Exercise »
Scan the listing below for the string "pumping" and copy each line where it turns up.

--- START ---

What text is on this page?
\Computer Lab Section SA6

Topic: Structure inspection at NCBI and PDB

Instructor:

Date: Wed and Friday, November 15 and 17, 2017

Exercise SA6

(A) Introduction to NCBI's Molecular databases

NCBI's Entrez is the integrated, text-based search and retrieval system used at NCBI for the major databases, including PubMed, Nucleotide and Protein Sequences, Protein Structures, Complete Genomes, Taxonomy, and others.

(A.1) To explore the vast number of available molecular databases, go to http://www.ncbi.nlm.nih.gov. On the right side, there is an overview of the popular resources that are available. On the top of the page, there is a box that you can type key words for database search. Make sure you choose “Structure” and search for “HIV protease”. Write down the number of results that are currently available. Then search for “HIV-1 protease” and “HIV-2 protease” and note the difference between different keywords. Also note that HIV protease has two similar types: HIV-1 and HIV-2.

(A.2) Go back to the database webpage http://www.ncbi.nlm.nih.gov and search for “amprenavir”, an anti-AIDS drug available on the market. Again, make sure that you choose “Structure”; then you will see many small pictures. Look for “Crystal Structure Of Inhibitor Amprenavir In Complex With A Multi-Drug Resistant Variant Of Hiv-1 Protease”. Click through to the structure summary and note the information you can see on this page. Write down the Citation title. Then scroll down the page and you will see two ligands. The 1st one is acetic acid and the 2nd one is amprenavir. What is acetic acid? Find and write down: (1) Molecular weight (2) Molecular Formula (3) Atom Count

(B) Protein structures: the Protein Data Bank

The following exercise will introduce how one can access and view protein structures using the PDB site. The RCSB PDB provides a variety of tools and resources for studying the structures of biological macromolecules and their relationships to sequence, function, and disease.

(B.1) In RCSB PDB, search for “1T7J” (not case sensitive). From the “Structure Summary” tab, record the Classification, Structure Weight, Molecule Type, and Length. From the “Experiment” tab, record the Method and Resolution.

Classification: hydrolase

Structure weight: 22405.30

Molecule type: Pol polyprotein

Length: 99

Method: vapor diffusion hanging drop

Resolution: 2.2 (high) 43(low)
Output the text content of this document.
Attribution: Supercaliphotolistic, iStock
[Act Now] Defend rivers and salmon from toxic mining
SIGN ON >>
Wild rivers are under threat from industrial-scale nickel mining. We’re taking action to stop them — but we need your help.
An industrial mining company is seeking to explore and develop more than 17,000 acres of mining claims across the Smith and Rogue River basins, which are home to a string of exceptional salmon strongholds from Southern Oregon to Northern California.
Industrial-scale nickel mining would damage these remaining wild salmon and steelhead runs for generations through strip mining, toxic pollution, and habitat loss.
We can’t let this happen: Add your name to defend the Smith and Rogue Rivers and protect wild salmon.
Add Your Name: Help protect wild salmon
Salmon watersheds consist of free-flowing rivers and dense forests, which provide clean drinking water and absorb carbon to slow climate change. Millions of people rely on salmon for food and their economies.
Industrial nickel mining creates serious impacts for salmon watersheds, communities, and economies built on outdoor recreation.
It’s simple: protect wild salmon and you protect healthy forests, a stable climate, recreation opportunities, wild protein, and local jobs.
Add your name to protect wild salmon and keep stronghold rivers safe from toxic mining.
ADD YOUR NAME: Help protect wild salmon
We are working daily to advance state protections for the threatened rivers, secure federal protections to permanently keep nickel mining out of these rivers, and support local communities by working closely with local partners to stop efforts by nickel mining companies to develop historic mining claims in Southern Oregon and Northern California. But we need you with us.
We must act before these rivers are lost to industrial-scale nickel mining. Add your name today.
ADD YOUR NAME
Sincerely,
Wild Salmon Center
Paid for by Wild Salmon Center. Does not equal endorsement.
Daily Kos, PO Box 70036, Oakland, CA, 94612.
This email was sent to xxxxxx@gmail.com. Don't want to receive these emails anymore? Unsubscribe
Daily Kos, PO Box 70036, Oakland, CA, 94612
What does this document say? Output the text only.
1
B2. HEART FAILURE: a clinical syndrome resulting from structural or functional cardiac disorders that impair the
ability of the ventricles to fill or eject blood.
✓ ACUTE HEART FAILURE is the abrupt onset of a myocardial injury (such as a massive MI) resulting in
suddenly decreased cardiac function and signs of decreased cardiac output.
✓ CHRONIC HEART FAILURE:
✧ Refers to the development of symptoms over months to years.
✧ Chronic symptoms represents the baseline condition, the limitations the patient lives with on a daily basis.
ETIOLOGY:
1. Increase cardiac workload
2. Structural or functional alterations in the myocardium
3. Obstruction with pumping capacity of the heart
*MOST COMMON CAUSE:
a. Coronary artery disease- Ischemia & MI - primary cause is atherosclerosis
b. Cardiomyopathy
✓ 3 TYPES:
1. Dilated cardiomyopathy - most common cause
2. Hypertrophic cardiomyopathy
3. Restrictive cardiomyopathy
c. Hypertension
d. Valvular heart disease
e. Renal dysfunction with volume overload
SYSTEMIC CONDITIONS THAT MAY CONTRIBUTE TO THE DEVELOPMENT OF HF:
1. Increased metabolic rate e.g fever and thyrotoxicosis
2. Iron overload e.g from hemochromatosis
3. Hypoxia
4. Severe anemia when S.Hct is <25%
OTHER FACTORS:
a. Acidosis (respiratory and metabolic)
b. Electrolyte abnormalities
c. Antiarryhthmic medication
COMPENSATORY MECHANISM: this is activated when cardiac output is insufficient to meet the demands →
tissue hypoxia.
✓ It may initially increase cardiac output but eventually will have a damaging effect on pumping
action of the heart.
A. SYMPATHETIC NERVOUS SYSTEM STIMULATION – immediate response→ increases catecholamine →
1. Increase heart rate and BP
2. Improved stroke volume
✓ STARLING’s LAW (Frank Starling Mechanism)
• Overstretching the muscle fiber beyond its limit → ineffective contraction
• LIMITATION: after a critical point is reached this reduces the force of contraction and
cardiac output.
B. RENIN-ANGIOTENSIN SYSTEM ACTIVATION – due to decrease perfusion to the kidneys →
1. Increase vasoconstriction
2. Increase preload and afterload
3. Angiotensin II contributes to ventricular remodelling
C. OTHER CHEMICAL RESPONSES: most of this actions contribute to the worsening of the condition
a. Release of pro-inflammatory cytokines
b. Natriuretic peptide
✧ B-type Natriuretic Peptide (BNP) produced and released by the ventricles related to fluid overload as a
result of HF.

--- END ---

Task response »
3. Obstruction with pumping capacity of the heart
✓ It may initially increase cardiac output but eventually will have a damaging effect on pumping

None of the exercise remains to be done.